WHAT THE EXERCISE ASKS: Every line holding the string "EMBALSE" should be gathered.

Figure record extracts:
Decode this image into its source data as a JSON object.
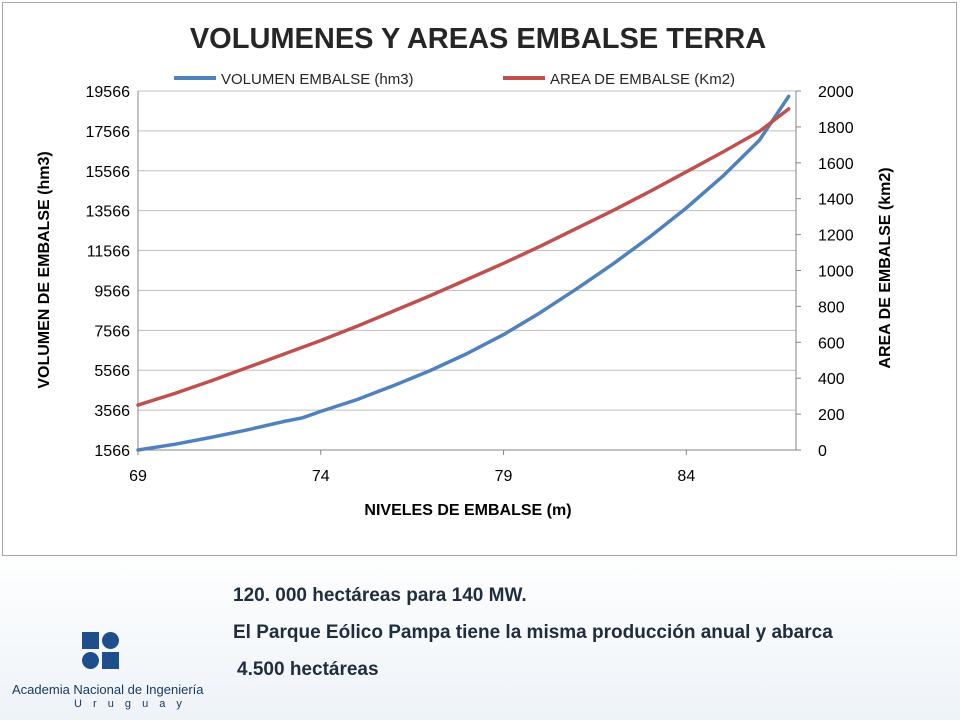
{
  "chart_data": {
    "type": "line",
    "title": "VOLUMENES Y AREAS EMBALSE TERRA",
    "xlabel": "NIVELES DE EMBALSE (m)",
    "ylabel_left": "VOLUMEN DE EMBALSE (hm3)",
    "ylabel_right": "AREA DE EMBALSE (km2)",
    "x_ticks": [
      "69",
      "74",
      "79",
      "84"
    ],
    "xlim": [
      69,
      87
    ],
    "y_left_ticks": [
      "1566",
      "3566",
      "5566",
      "7566",
      "9566",
      "11566",
      "13566",
      "15566",
      "17566",
      "19566"
    ],
    "y_left_lim": [
      1566,
      19566
    ],
    "y_right_ticks": [
      "0",
      "200",
      "400",
      "600",
      "800",
      "1000",
      "1200",
      "1400",
      "1600",
      "1800",
      "2000"
    ],
    "y_right_lim": [
      0,
      2000
    ],
    "legend_position": "top",
    "grid": "horizontal major gridlines",
    "series": [
      {
        "name": "VOLUMEN EMBALSE (hm3)",
        "axis": "left",
        "color": "#4f81bd",
        "x": [
          69,
          70,
          71,
          72,
          73,
          73.5,
          74,
          75,
          76,
          77,
          78,
          79,
          80,
          81,
          82,
          83,
          84,
          85,
          86,
          86.8
        ],
        "values": [
          1566,
          1850,
          2200,
          2580,
          3000,
          3180,
          3500,
          4100,
          4800,
          5550,
          6400,
          7350,
          8450,
          9650,
          10900,
          12250,
          13700,
          15300,
          17100,
          19300
        ]
      },
      {
        "name": "AREA DE EMBALSE (Km2)",
        "axis": "right",
        "color": "#c0504d",
        "x": [
          69,
          70,
          71,
          72,
          73,
          74,
          75,
          76,
          77,
          78,
          79,
          80,
          81,
          82,
          83,
          84,
          85,
          86,
          86.8
        ],
        "values": [
          250,
          315,
          385,
          460,
          535,
          610,
          690,
          775,
          860,
          950,
          1040,
          1135,
          1235,
          1335,
          1440,
          1550,
          1660,
          1775,
          1900
        ]
      }
    ]
  },
  "footer": {
    "line1": "120. 000 hectáreas para 140 MW.",
    "line2": "El Parque Eólico Pampa tiene la misma producción anual y abarca",
    "line3": "4.500 hectáreas"
  },
  "logo": {
    "name": "Academia Nacional de Ingeniería",
    "country": "U r u g u a y"
  }
}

EXPECTED ANSWER:
    "title": "VOLUMENES Y AREAS EMBALSE TERRA",
    "xlabel": "NIVELES DE EMBALSE (m)",
    "ylabel_left": "VOLUMEN DE EMBALSE (hm3)",
    "ylabel_right": "AREA DE EMBALSE (km2)",
        "name": "VOLUMEN EMBALSE (hm3)",
        "name": "AREA DE EMBALSE (Km2)",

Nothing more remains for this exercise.